### Required task:
Images must not appear in your copy; reproduce every other part of the records exactly.

-------

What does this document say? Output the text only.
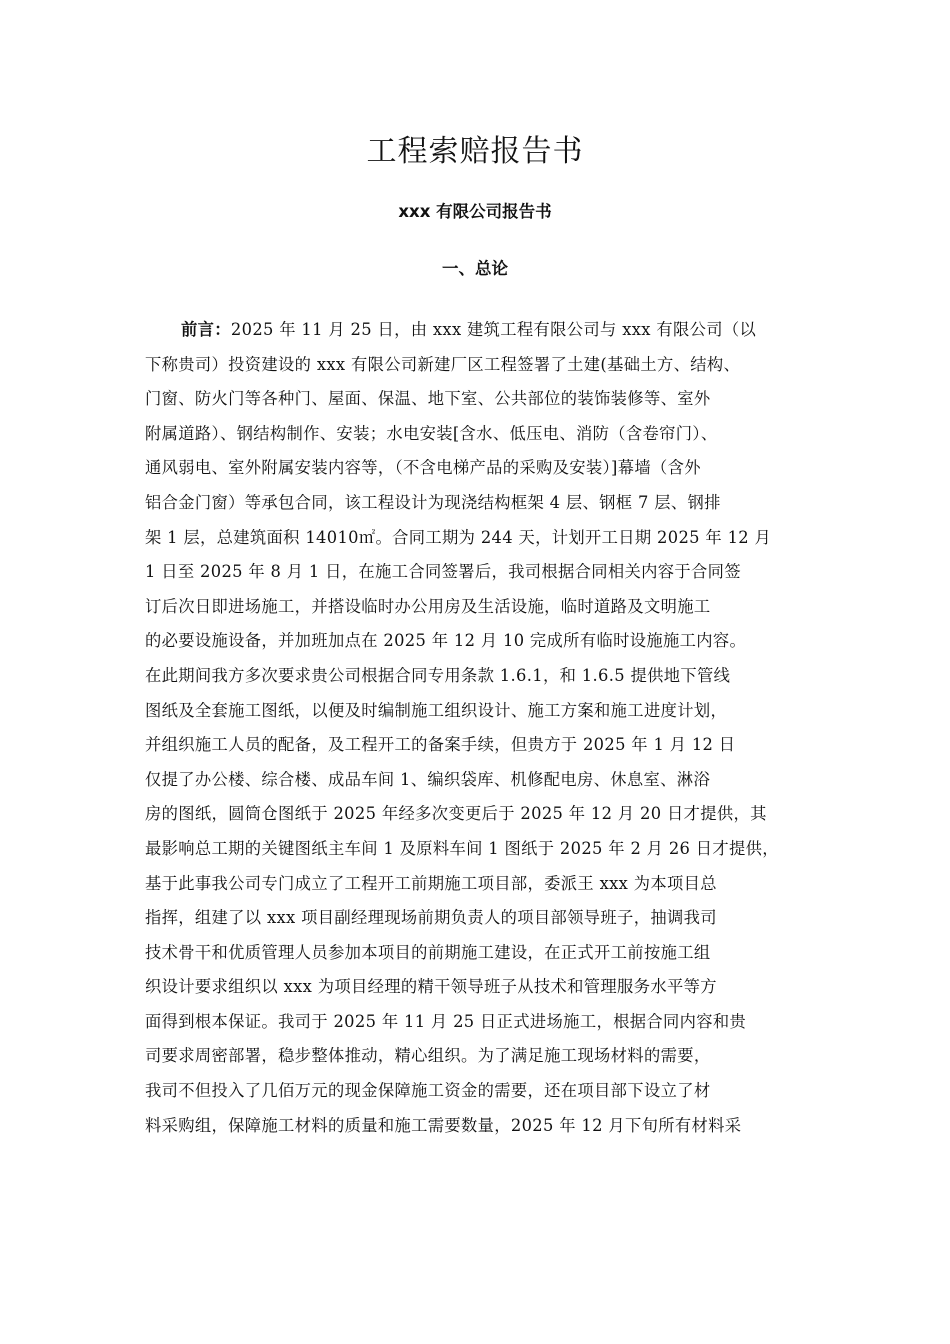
工程索赔报告书
xxx 有限公司报告书
一、总论
前言：2025 年 11 月 25 日，由 xxx 建筑工程有限公司与 xxx 有限公司（以
下称贵司）投资建设的 xxx 有限公司新建厂区工程签署了土建(基础土方、结构、
门窗、防火门等各种门、屋面、保温、地下室、公共部位的装饰装修等、室外
附属道路）、钢结构制作、安装；水电安装[含水、低压电、消防（含卷帘门）、
通风弱电、室外附属安装内容等，（不含电梯产品的采购及安装）]幕墙（含外
铝合金门窗）等承包合同，该工程设计为现浇结构框架 4 层、钢框 7 层、钢排
架 1 层，总建筑面积 14010㎡。合同工期为 244 天，计划开工日期 2025 年 12 月
1 日至 2025 年 8 月 1 日，在施工合同签署后，我司根据合同相关内容于合同签
订后次日即进场施工，并搭设临时办公用房及生活设施，临时道路及文明施工
的必要设施设备，并加班加点在 2025 年 12 月 10 完成所有临时设施施工内容。
在此期间我方多次要求贵公司根据合同专用条款 1.6.1，和 1.6.5 提供地下管线
图纸及全套施工图纸，以便及时编制施工组织设计、施工方案和施工进度计划，
并组织施工人员的配备，及工程开工的备案手续，但贵方于 2025 年 1 月 12 日
仅提了办公楼、综合楼、成品车间 1、编织袋库、机修配电房、休息室、淋浴
房的图纸，圆筒仓图纸于 2025 年经多次变更后于 2025 年 12 月 20 日才提供，其
最影响总工期的关键图纸主车间 1 及原料车间 1 图纸于 2025 年 2 月 26 日才提供，
基于此事我公司专门成立了工程开工前期施工项目部，委派王 xxx 为本项目总
指挥，组建了以 xxx 项目副经理现场前期负责人的项目部领导班子，抽调我司
技术骨干和优质管理人员参加本项目的前期施工建设，在正式开工前按施工组
织设计要求组织以 xxx 为项目经理的精干领导班子从技术和管理服务水平等方
面得到根本保证。我司于 2025 年 11 月 25 日正式进场施工，根据合同内容和贵
司要求周密部署，稳步整体推动，精心组织。为了满足施工现场材料的需要，
我司不但投入了几佰万元的现金保障施工资金的需要，还在项目部下设立了材
料采购组，保障施工材料的质量和施工需要数量，2025 年 12 月下旬所有材料采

-------

### Reply to the task:
What does this document say? Output the text only.
工程索赔报告书
xxx 有限公司报告书
一、总论
前言：2025 年 11 月 25 日，由 xxx 建筑工程有限公司与 xxx 有限公司（以
下称贵司）投资建设的 xxx 有限公司新建厂区工程签署了土建(基础土方、结构、
门窗、防火门等各种门、屋面、保温、地下室、公共部位的装饰装修等、室外
附属道路）、钢结构制作、安装；水电安装[含水、低压电、消防（含卷帘门）、
通风弱电、室外附属安装内容等，（不含电梯产品的采购及安装）]幕墙（含外
铝合金门窗）等承包合同，该工程设计为现浇结构框架 4 层、钢框 7 层、钢排
架 1 层，总建筑面积 14010㎡。合同工期为 244 天，计划开工日期 2025 年 12 月
1 日至 2025 年 8 月 1 日，在施工合同签署后，我司根据合同相关内容于合同签
订后次日即进场施工，并搭设临时办公用房及生活设施，临时道路及文明施工
的必要设施设备，并加班加点在 2025 年 12 月 10 完成所有临时设施施工内容。
在此期间我方多次要求贵公司根据合同专用条款 1.6.1，和 1.6.5 提供地下管线
图纸及全套施工图纸，以便及时编制施工组织设计、施工方案和施工进度计划，
并组织施工人员的配备，及工程开工的备案手续，但贵方于 2025 年 1 月 12 日
仅提了办公楼、综合楼、成品车间 1、编织袋库、机修配电房、休息室、淋浴
房的图纸，圆筒仓图纸于 2025 年经多次变更后于 2025 年 12 月 20 日才提供，其
最影响总工期的关键图纸主车间 1 及原料车间 1 图纸于 2025 年 2 月 26 日才提供，
基于此事我公司专门成立了工程开工前期施工项目部，委派王 xxx 为本项目总
指挥，组建了以 xxx 项目副经理现场前期负责人的项目部领导班子，抽调我司
技术骨干和优质管理人员参加本项目的前期施工建设，在正式开工前按施工组
织设计要求组织以 xxx 为项目经理的精干领导班子从技术和管理服务水平等方
面得到根本保证。我司于 2025 年 11 月 25 日正式进场施工，根据合同内容和贵
司要求周密部署，稳步整体推动，精心组织。为了满足施工现场材料的需要，
我司不但投入了几佰万元的现金保障施工资金的需要，还在项目部下设立了材
料采购组，保障施工材料的质量和施工需要数量，2025 年 12 月下旬所有材料采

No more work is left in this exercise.